- **WHAT YOU NEED TO DO**: Please quote every line word for word.

- **Some records**:
━━━━━━━━━━━━━━━━

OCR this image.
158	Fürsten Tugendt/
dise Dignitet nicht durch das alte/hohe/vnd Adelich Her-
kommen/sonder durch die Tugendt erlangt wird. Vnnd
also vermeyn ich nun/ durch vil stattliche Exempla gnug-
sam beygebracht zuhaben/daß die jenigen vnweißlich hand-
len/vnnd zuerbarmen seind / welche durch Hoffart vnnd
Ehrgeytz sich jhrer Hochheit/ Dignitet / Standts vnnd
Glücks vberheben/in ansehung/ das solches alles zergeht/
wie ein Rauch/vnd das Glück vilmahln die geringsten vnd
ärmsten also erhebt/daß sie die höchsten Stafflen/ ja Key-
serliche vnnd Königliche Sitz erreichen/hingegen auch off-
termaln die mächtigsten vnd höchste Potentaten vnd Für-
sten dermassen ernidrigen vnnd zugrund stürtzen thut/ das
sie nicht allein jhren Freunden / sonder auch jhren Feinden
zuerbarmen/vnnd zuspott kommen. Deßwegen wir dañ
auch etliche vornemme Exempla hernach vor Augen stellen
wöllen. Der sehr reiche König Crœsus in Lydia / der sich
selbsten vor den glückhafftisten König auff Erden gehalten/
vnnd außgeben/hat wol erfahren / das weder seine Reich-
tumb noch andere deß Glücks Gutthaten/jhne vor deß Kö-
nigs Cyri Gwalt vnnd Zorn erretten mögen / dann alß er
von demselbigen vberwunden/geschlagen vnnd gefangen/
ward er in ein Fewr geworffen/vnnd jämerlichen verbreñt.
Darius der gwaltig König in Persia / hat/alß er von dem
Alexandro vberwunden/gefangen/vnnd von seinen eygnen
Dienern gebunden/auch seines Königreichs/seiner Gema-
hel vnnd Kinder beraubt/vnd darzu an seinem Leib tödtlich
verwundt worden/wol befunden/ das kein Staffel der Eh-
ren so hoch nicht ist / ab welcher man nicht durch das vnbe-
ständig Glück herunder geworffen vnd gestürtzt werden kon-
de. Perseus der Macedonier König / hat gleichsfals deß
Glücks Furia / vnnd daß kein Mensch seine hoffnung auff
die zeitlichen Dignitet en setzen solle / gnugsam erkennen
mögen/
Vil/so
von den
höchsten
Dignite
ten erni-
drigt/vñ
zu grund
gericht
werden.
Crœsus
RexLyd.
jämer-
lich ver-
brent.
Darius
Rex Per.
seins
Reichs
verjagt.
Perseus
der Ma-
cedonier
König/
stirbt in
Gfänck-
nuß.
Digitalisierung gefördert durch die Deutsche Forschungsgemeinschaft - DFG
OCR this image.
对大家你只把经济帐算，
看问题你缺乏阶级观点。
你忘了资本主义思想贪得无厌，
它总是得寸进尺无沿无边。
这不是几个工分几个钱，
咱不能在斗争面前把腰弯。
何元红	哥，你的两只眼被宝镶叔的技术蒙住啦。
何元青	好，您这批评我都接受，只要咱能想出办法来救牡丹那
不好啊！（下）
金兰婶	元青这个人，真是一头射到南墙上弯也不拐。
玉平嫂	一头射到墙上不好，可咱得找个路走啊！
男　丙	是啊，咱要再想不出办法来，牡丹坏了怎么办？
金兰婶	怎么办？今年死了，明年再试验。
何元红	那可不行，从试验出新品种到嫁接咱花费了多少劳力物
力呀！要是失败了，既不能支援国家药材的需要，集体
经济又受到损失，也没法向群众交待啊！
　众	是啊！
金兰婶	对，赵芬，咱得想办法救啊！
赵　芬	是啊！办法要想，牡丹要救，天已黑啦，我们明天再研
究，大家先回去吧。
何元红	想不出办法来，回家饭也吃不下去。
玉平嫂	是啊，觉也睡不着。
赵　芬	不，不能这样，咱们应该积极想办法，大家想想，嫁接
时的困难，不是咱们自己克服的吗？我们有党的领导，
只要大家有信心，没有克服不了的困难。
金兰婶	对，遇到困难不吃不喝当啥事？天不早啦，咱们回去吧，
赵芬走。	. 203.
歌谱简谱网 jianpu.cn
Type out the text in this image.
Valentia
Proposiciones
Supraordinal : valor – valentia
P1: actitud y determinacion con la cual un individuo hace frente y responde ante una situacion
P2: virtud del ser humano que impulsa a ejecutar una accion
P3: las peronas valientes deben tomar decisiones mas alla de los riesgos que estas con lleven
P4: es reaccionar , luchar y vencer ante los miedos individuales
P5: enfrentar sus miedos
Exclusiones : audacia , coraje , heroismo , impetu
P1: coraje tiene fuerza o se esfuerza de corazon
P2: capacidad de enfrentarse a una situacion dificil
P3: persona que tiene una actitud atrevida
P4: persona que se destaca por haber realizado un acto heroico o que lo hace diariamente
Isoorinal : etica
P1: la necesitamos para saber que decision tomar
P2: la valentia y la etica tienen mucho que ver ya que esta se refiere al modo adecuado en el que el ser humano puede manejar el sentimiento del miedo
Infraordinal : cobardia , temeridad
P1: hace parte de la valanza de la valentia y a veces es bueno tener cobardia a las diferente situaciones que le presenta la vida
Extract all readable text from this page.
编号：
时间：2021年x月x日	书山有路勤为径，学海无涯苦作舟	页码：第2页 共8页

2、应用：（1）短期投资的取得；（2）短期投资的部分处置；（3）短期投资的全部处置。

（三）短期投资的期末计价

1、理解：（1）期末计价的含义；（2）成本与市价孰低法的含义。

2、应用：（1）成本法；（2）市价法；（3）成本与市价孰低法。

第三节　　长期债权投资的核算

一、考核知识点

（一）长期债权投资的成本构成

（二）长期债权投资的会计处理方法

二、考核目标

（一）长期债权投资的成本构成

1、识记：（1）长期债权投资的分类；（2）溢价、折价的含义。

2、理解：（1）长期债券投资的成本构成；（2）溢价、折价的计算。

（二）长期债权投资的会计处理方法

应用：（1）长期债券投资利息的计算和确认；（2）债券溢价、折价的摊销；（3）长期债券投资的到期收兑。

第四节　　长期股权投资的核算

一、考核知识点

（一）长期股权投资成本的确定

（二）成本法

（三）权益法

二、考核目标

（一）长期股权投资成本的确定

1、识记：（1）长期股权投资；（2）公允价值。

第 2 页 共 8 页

━━━━━━━━━━━━━━━━

- **THE OUTPUT**:
OCR this image.
158	Fürsten Tugendt/
dise Dignitet nicht durch das alte/hohe/vnd Adelich Her-
kommen/sonder durch die Tugendt erlangt wird. Vnnd
also vermeyn ich nun/ durch vil stattliche Exempla gnug-
sam beygebracht zuhaben/daß die jenigen vnweißlich hand-
len/vnnd zuerbarmen seind / welche durch Hoffart vnnd
Ehrgeytz sich jhrer Hochheit/ Dignitet / Standts vnnd
Glücks vberheben/in ansehung/ das solches alles zergeht/
wie ein Rauch/vnd das Glück vilmahln die geringsten vnd
ärmsten also erhebt/daß sie die höchsten Stafflen/ ja Key-
serliche vnnd Königliche Sitz erreichen/hingegen auch off-
termaln die mächtigsten vnd höchste Potentaten vnd Für-
sten dermassen ernidrigen vnnd zugrund stürtzen thut/ das
sie nicht allein jhren Freunden / sonder auch jhren Feinden
zuerbarmen/vnnd zuspott kommen. Deßwegen wir dañ
auch etliche vornemme Exempla hernach vor Augen stellen
wöllen. Der sehr reiche König Crœsus in Lydia / der sich
selbsten vor den glückhafftisten König auff Erden gehalten/
vnnd außgeben/hat wol erfahren / das weder seine Reich-
tumb noch andere deß Glücks Gutthaten/jhne vor deß Kö-
nigs Cyri Gwalt vnnd Zorn erretten mögen / dann alß er
von demselbigen vberwunden/geschlagen vnnd gefangen/
ward er in ein Fewr geworffen/vnnd jämerlichen verbreñt.
Darius der gwaltig König in Persia / hat/alß er von dem
Alexandro vberwunden/gefangen/vnnd von seinen eygnen
Dienern gebunden/auch seines Königreichs/seiner Gema-
hel vnnd Kinder beraubt/vnd darzu an seinem Leib tödtlich
verwundt worden/wol befunden/ das kein Staffel der Eh-
ren so hoch nicht ist / ab welcher man nicht durch das vnbe-
ständig Glück herunder geworffen vnd gestürtzt werden kon-
de. Perseus der Macedonier König / hat gleichsfals deß
Glücks Furia / vnnd daß kein Mensch seine hoffnung auff
die zeitlichen Dignitet en setzen solle / gnugsam erkennen
mögen/
Vil/so
von den
höchsten
Dignite
ten erni-
drigt/vñ
zu grund
gericht
werden.
Crœsus
RexLyd.
jämer-
lich ver-
brent.
Darius
Rex Per.
seins
Reichs
verjagt.
Perseus
der Ma-
cedonier
König/
stirbt in
Gfänck-
nuß.
Digitalisierung gefördert durch die Deutsche Forschungsgemeinschaft - DFG
OCR this image.
对大家你只把经济帐算，
看问题你缺乏阶级观点。
你忘了资本主义思想贪得无厌，
它总是得寸进尺无沿无边。
这不是几个工分几个钱，
咱不能在斗争面前把腰弯。
何元红	哥，你的两只眼被宝镶叔的技术蒙住啦。
何元青	好，您这批评我都接受，只要咱能想出办法来救牡丹那
不好啊！（下）
金兰婶	元青这个人，真是一头射到南墙上弯也不拐。
玉平嫂	一头射到墙上不好，可咱得找个路走啊！
男　丙	是啊，咱要再想不出办法来，牡丹坏了怎么办？
金兰婶	怎么办？今年死了，明年再试验。
何元红	那可不行，从试验出新品种到嫁接咱花费了多少劳力物
力呀！要是失败了，既不能支援国家药材的需要，集体
经济又受到损失，也没法向群众交待啊！
　众	是啊！
金兰婶	对，赵芬，咱得想办法救啊！
赵　芬	是啊！办法要想，牡丹要救，天已黑啦，我们明天再研
究，大家先回去吧。
何元红	想不出办法来，回家饭也吃不下去。
玉平嫂	是啊，觉也睡不着。
赵　芬	不，不能这样，咱们应该积极想办法，大家想想，嫁接
时的困难，不是咱们自己克服的吗？我们有党的领导，
只要大家有信心，没有克服不了的困难。
金兰婶	对，遇到困难不吃不喝当啥事？天不早啦，咱们回去吧，
赵芬走。	. 203.
歌谱简谱网 jianpu.cn
Type out the text in this image.
Valentia
Proposiciones
Supraordinal : valor – valentia
P1: actitud y determinacion con la cual un individuo hace frente y responde ante una situacion
P2: virtud del ser humano que impulsa a ejecutar una accion
P3: las peronas valientes deben tomar decisiones mas alla de los riesgos que estas con lleven
P4: es reaccionar , luchar y vencer ante los miedos individuales
P5: enfrentar sus miedos
Exclusiones : audacia , coraje , heroismo , impetu
P1: coraje tiene fuerza o se esfuerza de corazon
P2: capacidad de enfrentarse a una situacion dificil
P3: persona que tiene una actitud atrevida
P4: persona que se destaca por haber realizado un acto heroico o que lo hace diariamente
Isoorinal : etica
P1: la necesitamos para saber que decision tomar
P2: la valentia y la etica tienen mucho que ver ya que esta se refiere al modo adecuado en el que el ser humano puede manejar el sentimiento del miedo
Infraordinal : cobardia , temeridad
P1: hace parte de la valanza de la valentia y a veces es bueno tener cobardia a las diferente situaciones que le presenta la vida
Extract all readable text from this page.
编号：
时间：2021年x月x日	书山有路勤为径，学海无涯苦作舟	页码：第2页 共8页

2、应用：（1）短期投资的取得；（2）短期投资的部分处置；（3）短期投资的全部处置。

（三）短期投资的期末计价

1、理解：（1）期末计价的含义；（2）成本与市价孰低法的含义。

2、应用：（1）成本法；（2）市价法；（3）成本与市价孰低法。

第三节　　长期债权投资的核算

一、考核知识点

（一）长期债权投资的成本构成

（二）长期债权投资的会计处理方法

二、考核目标

（一）长期债权投资的成本构成

1、识记：（1）长期债权投资的分类；（2）溢价、折价的含义。

2、理解：（1）长期债券投资的成本构成；（2）溢价、折价的计算。

（二）长期债权投资的会计处理方法

应用：（1）长期债券投资利息的计算和确认；（2）债券溢价、折价的摊销；（3）长期债券投资的到期收兑。

第四节　　长期股权投资的核算

一、考核知识点

（一）长期股权投资成本的确定

（二）成本法

（三）权益法

二、考核目标

（一）长期股权投资成本的确定

1、识记：（1）长期股权投资；（2）公允价值。

第 2 页 共 8 页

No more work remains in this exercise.